## Exercise requirements
A faithful transcription of all the data is required.

## The data
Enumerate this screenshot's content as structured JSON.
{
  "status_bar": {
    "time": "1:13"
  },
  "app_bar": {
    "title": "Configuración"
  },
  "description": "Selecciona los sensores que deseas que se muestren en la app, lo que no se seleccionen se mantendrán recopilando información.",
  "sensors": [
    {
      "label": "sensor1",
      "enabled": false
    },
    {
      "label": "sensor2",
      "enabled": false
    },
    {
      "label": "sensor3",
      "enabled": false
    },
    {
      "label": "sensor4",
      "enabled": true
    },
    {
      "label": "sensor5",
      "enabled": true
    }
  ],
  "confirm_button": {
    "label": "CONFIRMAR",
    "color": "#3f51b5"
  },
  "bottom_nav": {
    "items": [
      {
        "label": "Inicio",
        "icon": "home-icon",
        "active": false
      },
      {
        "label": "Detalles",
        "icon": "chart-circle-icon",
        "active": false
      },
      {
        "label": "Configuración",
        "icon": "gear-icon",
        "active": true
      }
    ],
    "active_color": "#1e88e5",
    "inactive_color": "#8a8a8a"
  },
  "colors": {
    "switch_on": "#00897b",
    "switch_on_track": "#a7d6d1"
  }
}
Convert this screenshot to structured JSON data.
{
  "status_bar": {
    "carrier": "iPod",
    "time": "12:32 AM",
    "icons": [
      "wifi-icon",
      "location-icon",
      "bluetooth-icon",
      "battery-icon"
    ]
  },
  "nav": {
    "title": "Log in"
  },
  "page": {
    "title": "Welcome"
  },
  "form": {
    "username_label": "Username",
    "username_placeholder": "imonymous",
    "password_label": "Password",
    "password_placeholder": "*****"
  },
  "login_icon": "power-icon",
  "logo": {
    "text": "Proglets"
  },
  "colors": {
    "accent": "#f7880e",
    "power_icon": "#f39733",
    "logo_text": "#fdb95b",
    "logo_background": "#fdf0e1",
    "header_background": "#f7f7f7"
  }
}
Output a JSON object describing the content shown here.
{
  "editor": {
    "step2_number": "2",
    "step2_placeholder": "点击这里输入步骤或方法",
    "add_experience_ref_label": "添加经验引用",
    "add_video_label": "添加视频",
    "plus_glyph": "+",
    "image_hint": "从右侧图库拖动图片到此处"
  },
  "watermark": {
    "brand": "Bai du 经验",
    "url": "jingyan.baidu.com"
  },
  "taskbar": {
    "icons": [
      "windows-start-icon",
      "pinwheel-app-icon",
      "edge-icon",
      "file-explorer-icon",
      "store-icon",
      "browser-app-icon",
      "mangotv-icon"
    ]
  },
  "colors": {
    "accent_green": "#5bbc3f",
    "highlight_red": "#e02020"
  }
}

## Final result
Enumerate this screenshot's content as structured JSON.
{
  "status_bar": {
    "time": "1:13"
  },
  "app_bar": {
    "title": "Configuración"
  },
  "description": "Selecciona los sensores que deseas que se muestren en la app, lo que no se seleccionen se mantendrán recopilando información.",
  "sensors": [
    {
      "label": "sensor1",
      "enabled": false
    },
    {
      "label": "sensor2",
      "enabled": false
    },
    {
      "label": "sensor3",
      "enabled": false
    },
    {
      "label": "sensor4",
      "enabled": true
    },
    {
      "label": "sensor5",
      "enabled": true
    }
  ],
  "confirm_button": {
    "label": "CONFIRMAR",
    "color": "#3f51b5"
  },
  "bottom_nav": {
    "items": [
      {
        "label": "Inicio",
        "icon": "home-icon",
        "active": false
      },
      {
        "label": "Detalles",
        "icon": "chart-circle-icon",
        "active": false
      },
      {
        "label": "Configuración",
        "icon": "gear-icon",
        "active": true
      }
    ],
    "active_color": "#1e88e5",
    "inactive_color": "#8a8a8a"
  },
  "colors": {
    "switch_on": "#00897b",
    "switch_on_track": "#a7d6d1"
  }
}
Convert this screenshot to structured JSON data.
{
  "status_bar": {
    "carrier": "iPod",
    "time": "12:32 AM",
    "icons": [
      "wifi-icon",
      "location-icon",
      "bluetooth-icon",
      "battery-icon"
    ]
  },
  "nav": {
    "title": "Log in"
  },
  "page": {
    "title": "Welcome"
  },
  "form": {
    "username_label": "Username",
    "username_placeholder": "imonymous",
    "password_label": "Password",
    "password_placeholder": "*****"
  },
  "login_icon": "power-icon",
  "logo": {
    "text": "Proglets"
  },
  "colors": {
    "accent": "#f7880e",
    "power_icon": "#f39733",
    "logo_text": "#fdb95b",
    "logo_background": "#fdf0e1",
    "header_background": "#f7f7f7"
  }
}
Output a JSON object describing the content shown here.
{
  "editor": {
    "step2_number": "2",
    "step2_placeholder": "点击这里输入步骤或方法",
    "add_experience_ref_label": "添加经验引用",
    "add_video_label": "添加视频",
    "plus_glyph": "+",
    "image_hint": "从右侧图库拖动图片到此处"
  },
  "watermark": {
    "brand": "Bai du 经验",
    "url": "jingyan.baidu.com"
  },
  "taskbar": {
    "icons": [
      "windows-start-icon",
      "pinwheel-app-icon",
      "edge-icon",
      "file-explorer-icon",
      "store-icon",
      "browser-app-icon",
      "mangotv-icon"
    ]
  },
  "colors": {
    "accent_green": "#5bbc3f",
    "highlight_red": "#e02020"
  }
}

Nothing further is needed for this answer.